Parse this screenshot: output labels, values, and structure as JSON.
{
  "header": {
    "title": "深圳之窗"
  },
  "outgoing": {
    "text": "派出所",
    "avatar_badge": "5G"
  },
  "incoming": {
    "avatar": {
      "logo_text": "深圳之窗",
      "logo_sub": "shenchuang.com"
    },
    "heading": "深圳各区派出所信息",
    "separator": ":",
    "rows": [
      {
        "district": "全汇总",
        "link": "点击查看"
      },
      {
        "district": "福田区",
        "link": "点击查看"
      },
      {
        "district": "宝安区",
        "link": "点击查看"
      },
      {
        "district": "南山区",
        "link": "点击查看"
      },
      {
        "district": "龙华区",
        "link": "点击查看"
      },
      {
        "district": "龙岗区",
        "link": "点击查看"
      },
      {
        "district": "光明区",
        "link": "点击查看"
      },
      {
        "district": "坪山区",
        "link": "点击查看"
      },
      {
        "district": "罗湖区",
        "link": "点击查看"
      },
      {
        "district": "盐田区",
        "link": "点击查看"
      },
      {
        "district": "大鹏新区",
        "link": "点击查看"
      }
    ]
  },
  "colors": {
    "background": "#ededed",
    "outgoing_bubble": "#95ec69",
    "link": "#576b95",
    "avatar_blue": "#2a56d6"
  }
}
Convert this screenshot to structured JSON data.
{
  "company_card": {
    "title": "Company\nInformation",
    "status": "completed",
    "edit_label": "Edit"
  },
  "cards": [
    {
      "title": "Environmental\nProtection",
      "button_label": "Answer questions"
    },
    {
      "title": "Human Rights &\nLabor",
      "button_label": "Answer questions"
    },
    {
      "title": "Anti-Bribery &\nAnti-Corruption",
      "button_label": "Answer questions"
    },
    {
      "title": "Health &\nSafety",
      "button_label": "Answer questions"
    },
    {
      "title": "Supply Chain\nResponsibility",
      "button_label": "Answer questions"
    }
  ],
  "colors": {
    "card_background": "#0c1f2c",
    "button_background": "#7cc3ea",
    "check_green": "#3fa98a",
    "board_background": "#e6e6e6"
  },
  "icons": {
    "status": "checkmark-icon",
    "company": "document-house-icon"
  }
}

[The problem] Would you reproduce the material above in full, exactly as given?

[Result of the task]
Parse this screenshot: output labels, values, and structure as JSON.
{
  "header": {
    "title": "深圳之窗"
  },
  "outgoing": {
    "text": "派出所",
    "avatar_badge": "5G"
  },
  "incoming": {
    "avatar": {
      "logo_text": "深圳之窗",
      "logo_sub": "shenchuang.com"
    },
    "heading": "深圳各区派出所信息",
    "separator": ":",
    "rows": [
      {
        "district": "全汇总",
        "link": "点击查看"
      },
      {
        "district": "福田区",
        "link": "点击查看"
      },
      {
        "district": "宝安区",
        "link": "点击查看"
      },
      {
        "district": "南山区",
        "link": "点击查看"
      },
      {
        "district": "龙华区",
        "link": "点击查看"
      },
      {
        "district": "龙岗区",
        "link": "点击查看"
      },
      {
        "district": "光明区",
        "link": "点击查看"
      },
      {
        "district": "坪山区",
        "link": "点击查看"
      },
      {
        "district": "罗湖区",
        "link": "点击查看"
      },
      {
        "district": "盐田区",
        "link": "点击查看"
      },
      {
        "district": "大鹏新区",
        "link": "点击查看"
      }
    ]
  },
  "colors": {
    "background": "#ededed",
    "outgoing_bubble": "#95ec69",
    "link": "#576b95",
    "avatar_blue": "#2a56d6"
  }
}
Convert this screenshot to structured JSON data.
{
  "company_card": {
    "title": "Company\nInformation",
    "status": "completed",
    "edit_label": "Edit"
  },
  "cards": [
    {
      "title": "Environmental\nProtection",
      "button_label": "Answer questions"
    },
    {
      "title": "Human Rights &\nLabor",
      "button_label": "Answer questions"
    },
    {
      "title": "Anti-Bribery &\nAnti-Corruption",
      "button_label": "Answer questions"
    },
    {
      "title": "Health &\nSafety",
      "button_label": "Answer questions"
    },
    {
      "title": "Supply Chain\nResponsibility",
      "button_label": "Answer questions"
    }
  ],
  "colors": {
    "card_background": "#0c1f2c",
    "button_background": "#7cc3ea",
    "check_green": "#3fa98a",
    "board_background": "#e6e6e6"
  },
  "icons": {
    "status": "checkmark-icon",
    "company": "document-house-icon"
  }
}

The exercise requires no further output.